■ INSTRUKCJA DO ZADANIA: Przepisz bez zmian wszystkie wiersze poniżej, ale nie umieszczaj w odpowiedzi obrazów.

■ DANE DO PRZETWORZENIA:
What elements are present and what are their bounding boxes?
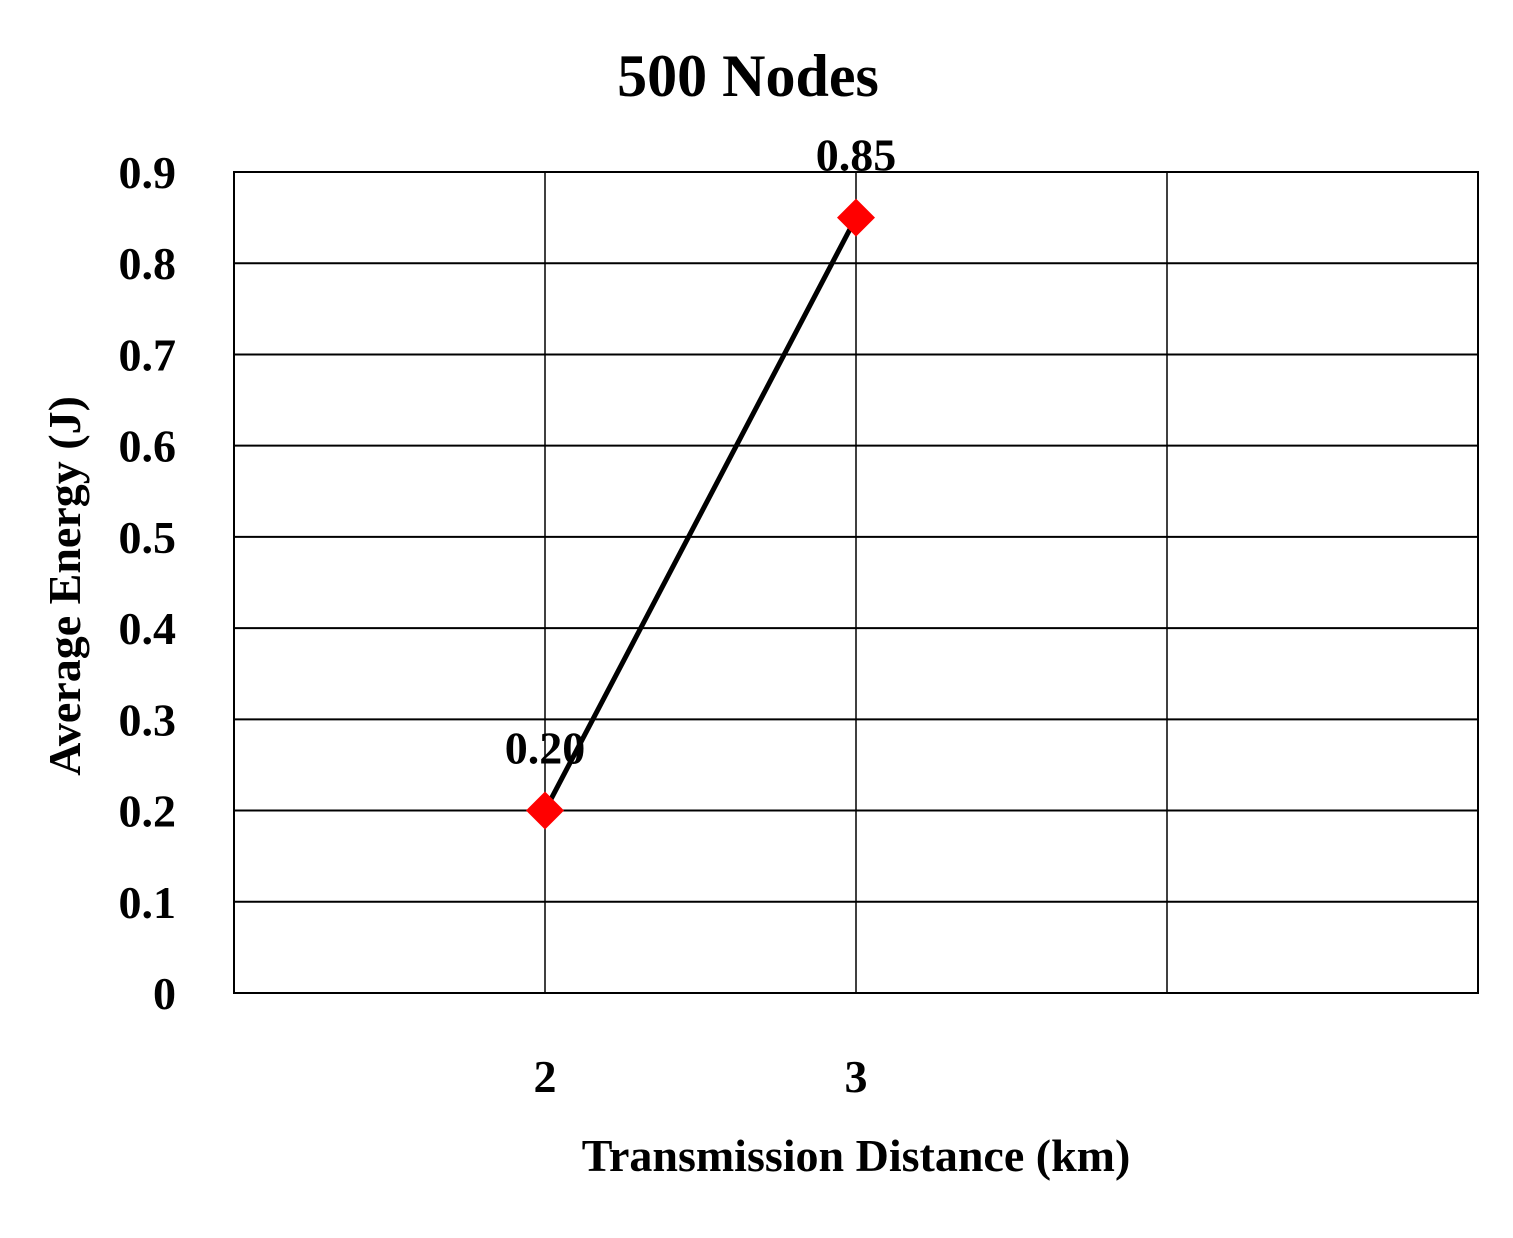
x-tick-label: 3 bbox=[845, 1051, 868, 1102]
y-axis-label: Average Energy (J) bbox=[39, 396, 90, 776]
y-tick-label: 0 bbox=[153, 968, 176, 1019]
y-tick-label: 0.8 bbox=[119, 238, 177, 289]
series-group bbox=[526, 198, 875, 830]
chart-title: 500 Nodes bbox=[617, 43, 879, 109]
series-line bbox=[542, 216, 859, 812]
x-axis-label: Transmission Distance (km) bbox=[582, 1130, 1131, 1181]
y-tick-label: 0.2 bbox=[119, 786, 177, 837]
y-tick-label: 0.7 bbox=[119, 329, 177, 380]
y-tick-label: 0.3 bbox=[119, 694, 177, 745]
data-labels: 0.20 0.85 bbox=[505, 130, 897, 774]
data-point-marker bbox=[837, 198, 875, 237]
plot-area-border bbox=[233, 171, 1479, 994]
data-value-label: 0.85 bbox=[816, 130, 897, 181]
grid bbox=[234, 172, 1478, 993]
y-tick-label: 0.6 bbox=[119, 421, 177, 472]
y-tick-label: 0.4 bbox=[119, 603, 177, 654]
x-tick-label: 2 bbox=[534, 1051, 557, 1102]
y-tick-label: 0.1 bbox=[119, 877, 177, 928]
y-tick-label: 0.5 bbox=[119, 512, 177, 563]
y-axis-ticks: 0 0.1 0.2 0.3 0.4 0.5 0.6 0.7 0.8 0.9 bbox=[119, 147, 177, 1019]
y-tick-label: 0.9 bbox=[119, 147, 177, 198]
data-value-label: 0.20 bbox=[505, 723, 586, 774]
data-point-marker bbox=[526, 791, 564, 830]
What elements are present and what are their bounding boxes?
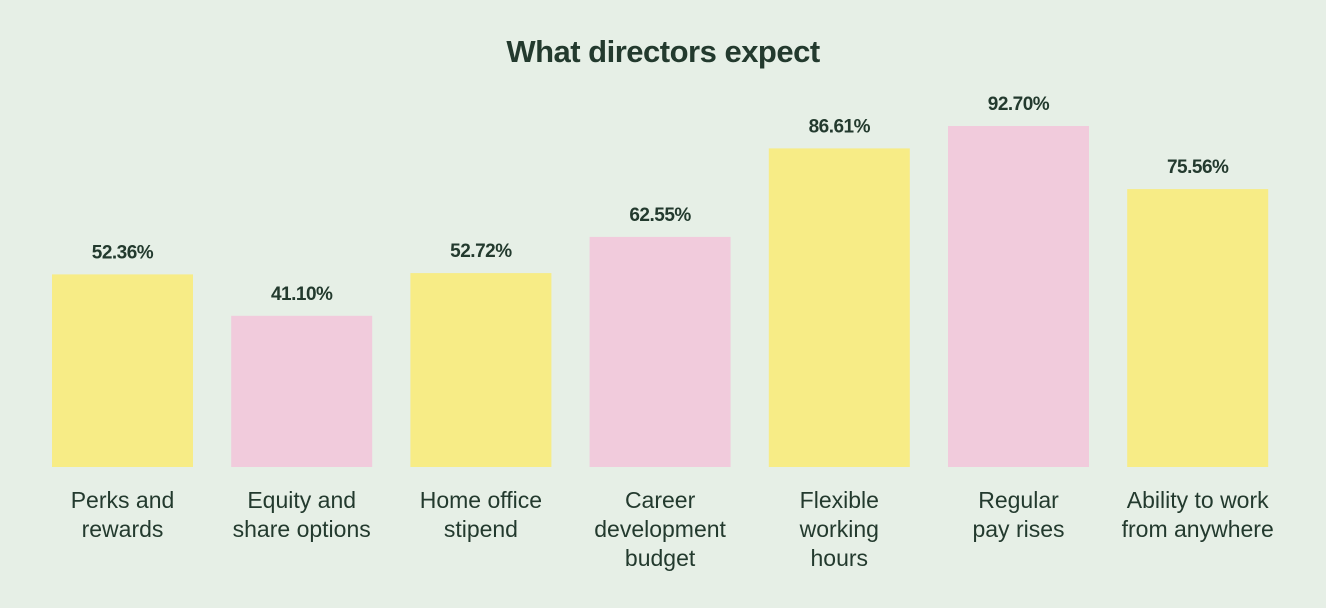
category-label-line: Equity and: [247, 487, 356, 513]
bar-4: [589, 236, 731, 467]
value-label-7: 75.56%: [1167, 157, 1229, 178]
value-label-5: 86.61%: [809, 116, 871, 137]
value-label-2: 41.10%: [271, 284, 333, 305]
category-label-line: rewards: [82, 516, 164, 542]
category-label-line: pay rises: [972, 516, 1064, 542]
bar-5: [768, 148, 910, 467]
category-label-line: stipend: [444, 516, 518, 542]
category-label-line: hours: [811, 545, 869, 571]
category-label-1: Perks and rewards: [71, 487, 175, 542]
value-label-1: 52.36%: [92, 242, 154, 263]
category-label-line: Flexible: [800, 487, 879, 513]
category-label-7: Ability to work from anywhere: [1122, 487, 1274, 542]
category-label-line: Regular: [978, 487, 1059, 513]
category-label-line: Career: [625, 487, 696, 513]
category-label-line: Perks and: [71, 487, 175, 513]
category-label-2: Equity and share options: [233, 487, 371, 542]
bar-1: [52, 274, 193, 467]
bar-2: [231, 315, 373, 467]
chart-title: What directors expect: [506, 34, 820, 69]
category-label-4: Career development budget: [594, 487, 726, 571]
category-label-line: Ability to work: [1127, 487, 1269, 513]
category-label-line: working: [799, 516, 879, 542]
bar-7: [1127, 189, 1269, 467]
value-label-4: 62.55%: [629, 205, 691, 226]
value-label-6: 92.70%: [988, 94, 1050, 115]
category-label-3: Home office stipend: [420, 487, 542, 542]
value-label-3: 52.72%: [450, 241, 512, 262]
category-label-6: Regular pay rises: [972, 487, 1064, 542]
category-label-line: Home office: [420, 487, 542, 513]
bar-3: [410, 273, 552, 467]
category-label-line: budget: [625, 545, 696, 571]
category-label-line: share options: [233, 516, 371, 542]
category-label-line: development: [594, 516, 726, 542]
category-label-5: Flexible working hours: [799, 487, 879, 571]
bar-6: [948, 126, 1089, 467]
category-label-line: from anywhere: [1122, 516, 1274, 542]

■ PEŁNA ODPOWIEDŹ:
What elements are present and what are their bounding boxes?
x-tick-label: 3 bbox=[845, 1051, 868, 1102]
y-axis-label: Average Energy (J) bbox=[39, 396, 90, 776]
y-tick-label: 0 bbox=[153, 968, 176, 1019]
y-tick-label: 0.8 bbox=[119, 238, 177, 289]
series-group bbox=[526, 198, 875, 830]
chart-title: 500 Nodes bbox=[617, 43, 879, 109]
series-line bbox=[542, 216, 859, 812]
x-axis-label: Transmission Distance (km) bbox=[582, 1130, 1131, 1181]
y-tick-label: 0.2 bbox=[119, 786, 177, 837]
y-tick-label: 0.7 bbox=[119, 329, 177, 380]
y-tick-label: 0.3 bbox=[119, 694, 177, 745]
data-labels: 0.20 0.85 bbox=[505, 130, 897, 774]
data-point-marker bbox=[837, 198, 875, 237]
plot-area-border bbox=[233, 171, 1479, 994]
data-value-label: 0.85 bbox=[816, 130, 897, 181]
grid bbox=[234, 172, 1478, 993]
y-tick-label: 0.6 bbox=[119, 421, 177, 472]
y-tick-label: 0.4 bbox=[119, 603, 177, 654]
x-tick-label: 2 bbox=[534, 1051, 557, 1102]
y-tick-label: 0.1 bbox=[119, 877, 177, 928]
y-tick-label: 0.5 bbox=[119, 512, 177, 563]
y-axis-ticks: 0 0.1 0.2 0.3 0.4 0.5 0.6 0.7 0.8 0.9 bbox=[119, 147, 177, 1019]
y-tick-label: 0.9 bbox=[119, 147, 177, 198]
data-value-label: 0.20 bbox=[505, 723, 586, 774]
data-point-marker bbox=[526, 791, 564, 830]
What elements are present and what are their bounding boxes?
category-label-line: Equity and: [247, 487, 356, 513]
bar-4: [589, 236, 731, 467]
value-label-7: 75.56%: [1167, 157, 1229, 178]
value-label-5: 86.61%: [809, 116, 871, 137]
value-label-2: 41.10%: [271, 284, 333, 305]
category-label-line: rewards: [82, 516, 164, 542]
category-label-line: pay rises: [972, 516, 1064, 542]
bar-5: [768, 148, 910, 467]
category-label-line: stipend: [444, 516, 518, 542]
category-label-line: hours: [811, 545, 869, 571]
category-label-1: Perks and rewards: [71, 487, 175, 542]
value-label-1: 52.36%: [92, 242, 154, 263]
category-label-line: Flexible: [800, 487, 879, 513]
category-label-7: Ability to work from anywhere: [1122, 487, 1274, 542]
category-label-line: Regular: [978, 487, 1059, 513]
category-label-line: Career: [625, 487, 696, 513]
category-label-line: Perks and: [71, 487, 175, 513]
category-label-2: Equity and share options: [233, 487, 371, 542]
bar-1: [52, 274, 193, 467]
bar-2: [231, 315, 373, 467]
chart-title: What directors expect: [506, 34, 820, 69]
category-label-4: Career development budget: [594, 487, 726, 571]
category-label-line: Ability to work: [1127, 487, 1269, 513]
category-label-line: working: [799, 516, 879, 542]
bar-7: [1127, 189, 1269, 467]
value-label-4: 62.55%: [629, 205, 691, 226]
value-label-6: 92.70%: [988, 94, 1050, 115]
category-label-3: Home office stipend: [420, 487, 542, 542]
value-label-3: 52.72%: [450, 241, 512, 262]
category-label-6: Regular pay rises: [972, 487, 1064, 542]
category-label-line: Home office: [420, 487, 542, 513]
bar-3: [410, 273, 552, 467]
category-label-line: budget: [625, 545, 696, 571]
category-label-line: share options: [233, 516, 371, 542]
category-label-line: development: [594, 516, 726, 542]
category-label-5: Flexible working hours: [799, 487, 879, 571]
bar-6: [948, 126, 1089, 467]
category-label-line: from anywhere: [1122, 516, 1274, 542]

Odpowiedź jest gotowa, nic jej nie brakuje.